### What is being asked
Rewrite the data starting at the beginning and ending at the line that contains "389, 94, 406]", substituting "tag-box" for "label-box" wherever it appears and leaving everything else unchanged.

#### Entries provided ####

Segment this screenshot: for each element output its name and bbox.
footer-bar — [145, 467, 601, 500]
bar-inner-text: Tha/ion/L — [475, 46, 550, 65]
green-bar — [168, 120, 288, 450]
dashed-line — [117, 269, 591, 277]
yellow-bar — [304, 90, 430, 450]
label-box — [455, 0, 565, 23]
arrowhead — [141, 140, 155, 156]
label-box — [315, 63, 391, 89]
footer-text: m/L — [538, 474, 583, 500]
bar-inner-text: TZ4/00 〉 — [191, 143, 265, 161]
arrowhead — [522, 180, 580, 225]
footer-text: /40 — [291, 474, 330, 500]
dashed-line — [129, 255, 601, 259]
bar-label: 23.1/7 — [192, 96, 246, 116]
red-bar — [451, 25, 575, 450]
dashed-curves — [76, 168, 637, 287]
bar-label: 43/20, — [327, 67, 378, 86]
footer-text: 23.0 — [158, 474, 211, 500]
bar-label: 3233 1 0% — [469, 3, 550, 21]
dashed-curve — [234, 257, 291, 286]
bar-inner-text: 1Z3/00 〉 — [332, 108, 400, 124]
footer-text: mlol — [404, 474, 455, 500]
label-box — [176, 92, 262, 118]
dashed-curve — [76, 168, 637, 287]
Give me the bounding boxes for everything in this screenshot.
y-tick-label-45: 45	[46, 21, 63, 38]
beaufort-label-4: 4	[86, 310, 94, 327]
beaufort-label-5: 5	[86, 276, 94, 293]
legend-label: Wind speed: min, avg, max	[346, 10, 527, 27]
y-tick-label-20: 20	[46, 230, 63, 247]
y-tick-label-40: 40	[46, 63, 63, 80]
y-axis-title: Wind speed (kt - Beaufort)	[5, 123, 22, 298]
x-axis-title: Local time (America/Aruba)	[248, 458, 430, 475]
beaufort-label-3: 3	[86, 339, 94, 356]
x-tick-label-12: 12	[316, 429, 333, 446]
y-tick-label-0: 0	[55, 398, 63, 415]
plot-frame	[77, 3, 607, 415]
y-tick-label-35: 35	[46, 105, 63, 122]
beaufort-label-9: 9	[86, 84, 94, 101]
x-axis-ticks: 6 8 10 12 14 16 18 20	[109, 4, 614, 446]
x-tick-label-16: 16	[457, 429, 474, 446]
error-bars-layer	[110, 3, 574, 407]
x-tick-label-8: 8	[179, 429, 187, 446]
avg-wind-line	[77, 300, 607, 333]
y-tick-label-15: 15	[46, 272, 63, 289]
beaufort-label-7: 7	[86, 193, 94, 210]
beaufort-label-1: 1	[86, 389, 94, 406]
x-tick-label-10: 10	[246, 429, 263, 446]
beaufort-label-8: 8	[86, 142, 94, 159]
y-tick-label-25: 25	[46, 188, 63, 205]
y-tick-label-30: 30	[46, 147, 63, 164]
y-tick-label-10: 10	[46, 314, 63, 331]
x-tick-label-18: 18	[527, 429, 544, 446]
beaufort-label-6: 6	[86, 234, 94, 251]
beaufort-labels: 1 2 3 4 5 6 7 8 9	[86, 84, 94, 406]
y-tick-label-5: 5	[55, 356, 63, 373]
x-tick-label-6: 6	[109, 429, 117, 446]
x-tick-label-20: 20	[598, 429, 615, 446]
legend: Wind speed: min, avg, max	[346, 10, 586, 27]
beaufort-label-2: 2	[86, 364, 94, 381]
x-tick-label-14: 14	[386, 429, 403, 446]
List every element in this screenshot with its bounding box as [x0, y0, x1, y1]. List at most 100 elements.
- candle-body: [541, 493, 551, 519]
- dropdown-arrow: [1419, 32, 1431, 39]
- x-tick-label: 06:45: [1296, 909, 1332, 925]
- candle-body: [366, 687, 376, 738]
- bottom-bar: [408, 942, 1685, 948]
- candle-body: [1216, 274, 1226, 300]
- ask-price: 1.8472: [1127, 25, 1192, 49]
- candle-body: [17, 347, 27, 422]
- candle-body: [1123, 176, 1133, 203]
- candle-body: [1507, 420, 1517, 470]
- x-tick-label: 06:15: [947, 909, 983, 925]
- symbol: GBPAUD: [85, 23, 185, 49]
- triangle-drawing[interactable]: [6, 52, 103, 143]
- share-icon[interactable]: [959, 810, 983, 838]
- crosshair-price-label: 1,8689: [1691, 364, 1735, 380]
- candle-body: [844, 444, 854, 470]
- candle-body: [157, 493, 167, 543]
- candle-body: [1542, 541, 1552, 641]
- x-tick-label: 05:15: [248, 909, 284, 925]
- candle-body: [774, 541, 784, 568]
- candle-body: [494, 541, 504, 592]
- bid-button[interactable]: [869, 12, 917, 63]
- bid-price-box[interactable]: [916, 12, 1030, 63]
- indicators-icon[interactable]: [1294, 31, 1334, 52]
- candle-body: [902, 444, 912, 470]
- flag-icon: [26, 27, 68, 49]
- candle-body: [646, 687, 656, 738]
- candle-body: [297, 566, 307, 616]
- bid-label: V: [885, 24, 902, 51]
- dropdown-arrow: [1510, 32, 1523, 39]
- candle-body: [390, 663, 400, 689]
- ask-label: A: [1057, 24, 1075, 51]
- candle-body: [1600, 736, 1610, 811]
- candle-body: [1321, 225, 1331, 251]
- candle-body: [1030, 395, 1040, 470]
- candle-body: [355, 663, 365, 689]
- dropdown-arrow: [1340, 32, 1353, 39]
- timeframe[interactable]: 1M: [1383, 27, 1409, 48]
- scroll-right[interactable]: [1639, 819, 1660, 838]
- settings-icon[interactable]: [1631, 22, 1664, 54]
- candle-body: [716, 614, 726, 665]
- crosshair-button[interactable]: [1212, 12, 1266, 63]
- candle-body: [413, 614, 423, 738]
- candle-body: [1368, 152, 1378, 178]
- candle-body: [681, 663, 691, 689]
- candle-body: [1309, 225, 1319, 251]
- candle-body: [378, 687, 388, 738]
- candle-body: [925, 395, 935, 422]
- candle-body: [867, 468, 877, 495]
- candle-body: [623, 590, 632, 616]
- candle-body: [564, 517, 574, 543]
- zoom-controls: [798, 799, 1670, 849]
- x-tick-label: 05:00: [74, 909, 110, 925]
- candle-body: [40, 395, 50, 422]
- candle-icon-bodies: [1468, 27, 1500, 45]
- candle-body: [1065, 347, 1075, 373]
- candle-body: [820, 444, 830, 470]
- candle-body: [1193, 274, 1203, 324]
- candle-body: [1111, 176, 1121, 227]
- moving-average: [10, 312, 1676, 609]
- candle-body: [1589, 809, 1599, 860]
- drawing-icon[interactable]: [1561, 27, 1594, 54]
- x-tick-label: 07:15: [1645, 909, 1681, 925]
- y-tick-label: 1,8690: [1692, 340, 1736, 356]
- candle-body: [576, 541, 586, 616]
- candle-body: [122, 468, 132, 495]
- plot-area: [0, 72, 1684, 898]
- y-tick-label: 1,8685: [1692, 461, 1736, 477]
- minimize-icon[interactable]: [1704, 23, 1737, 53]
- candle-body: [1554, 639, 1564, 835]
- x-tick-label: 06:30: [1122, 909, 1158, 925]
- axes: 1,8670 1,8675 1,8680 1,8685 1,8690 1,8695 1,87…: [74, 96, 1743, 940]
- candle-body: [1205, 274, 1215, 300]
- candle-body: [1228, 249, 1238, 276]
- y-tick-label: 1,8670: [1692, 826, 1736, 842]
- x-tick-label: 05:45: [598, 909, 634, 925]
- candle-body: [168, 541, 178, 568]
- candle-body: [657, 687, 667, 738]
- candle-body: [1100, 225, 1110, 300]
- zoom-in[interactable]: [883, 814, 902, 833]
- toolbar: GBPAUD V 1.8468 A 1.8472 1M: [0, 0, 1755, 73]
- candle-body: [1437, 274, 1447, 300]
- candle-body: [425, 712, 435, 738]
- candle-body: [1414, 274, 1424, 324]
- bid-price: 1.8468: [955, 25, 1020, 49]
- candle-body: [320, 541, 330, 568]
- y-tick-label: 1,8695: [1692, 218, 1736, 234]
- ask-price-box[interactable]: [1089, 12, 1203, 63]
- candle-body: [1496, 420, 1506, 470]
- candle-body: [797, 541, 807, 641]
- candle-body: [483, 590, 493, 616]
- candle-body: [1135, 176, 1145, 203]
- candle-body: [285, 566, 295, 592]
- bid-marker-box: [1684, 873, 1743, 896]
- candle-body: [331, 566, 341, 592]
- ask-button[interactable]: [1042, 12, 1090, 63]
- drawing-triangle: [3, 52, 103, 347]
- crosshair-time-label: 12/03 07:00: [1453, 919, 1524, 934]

####

### The output
Segment this screenshot: for each element output its name and bbox.
footer-bar — [145, 467, 601, 500]
bar-inner-text: Tha/ion/L — [475, 46, 550, 65]
green-bar — [168, 120, 288, 450]
dashed-line — [117, 269, 591, 277]
yellow-bar — [304, 90, 430, 450]
tag-box — [455, 0, 565, 23]
arrowhead — [141, 140, 155, 156]
tag-box — [315, 63, 391, 89]
footer-text: m/L — [538, 474, 583, 500]
bar-inner-text: TZ4/00 〉 — [191, 143, 265, 161]
arrowhead — [522, 180, 580, 225]
footer-text: /40 — [291, 474, 330, 500]
dashed-line — [129, 255, 601, 259]
bar-label: 23.1/7 — [192, 96, 246, 116]
red-bar — [451, 25, 575, 450]
dashed-curves — [76, 168, 637, 287]
bar-label: 43/20, — [327, 67, 378, 86]
footer-text: 23.0 — [158, 474, 211, 500]
bar-label: 3233 1 0% — [469, 3, 550, 21]
dashed-curve — [234, 257, 291, 286]
bar-inner-text: 1Z3/00 〉 — [332, 108, 400, 124]
footer-text: mlol — [404, 474, 455, 500]
tag-box — [176, 92, 262, 118]
dashed-curve — [76, 168, 637, 287]
Give me the bounding boxes for everything in this screenshot.
y-tick-label-45: 45	[46, 21, 63, 38]
beaufort-label-4: 4	[86, 310, 94, 327]
beaufort-label-5: 5	[86, 276, 94, 293]
legend-label: Wind speed: min, avg, max	[346, 10, 527, 27]
y-tick-label-20: 20	[46, 230, 63, 247]
y-tick-label-40: 40	[46, 63, 63, 80]
y-axis-title: Wind speed (kt - Beaufort)	[5, 123, 22, 298]
x-axis-title: Local time (America/Aruba)	[248, 458, 430, 475]
beaufort-label-3: 3	[86, 339, 94, 356]
x-tick-label-12: 12	[316, 429, 333, 446]
y-tick-label-0: 0	[55, 398, 63, 415]
plot-frame	[77, 3, 607, 415]
y-tick-label-35: 35	[46, 105, 63, 122]
beaufort-label-9: 9	[86, 84, 94, 101]
x-axis-ticks: 6 8 10 12 14 16 18 20	[109, 4, 614, 446]
x-tick-label-16: 16	[457, 429, 474, 446]
error-bars-layer	[110, 3, 574, 407]
x-tick-label-8: 8	[179, 429, 187, 446]
avg-wind-line	[77, 300, 607, 333]
y-tick-label-15: 15	[46, 272, 63, 289]
beaufort-label-7: 7	[86, 193, 94, 210]
beaufort-label-1: 1	[86, 389, 94, 406]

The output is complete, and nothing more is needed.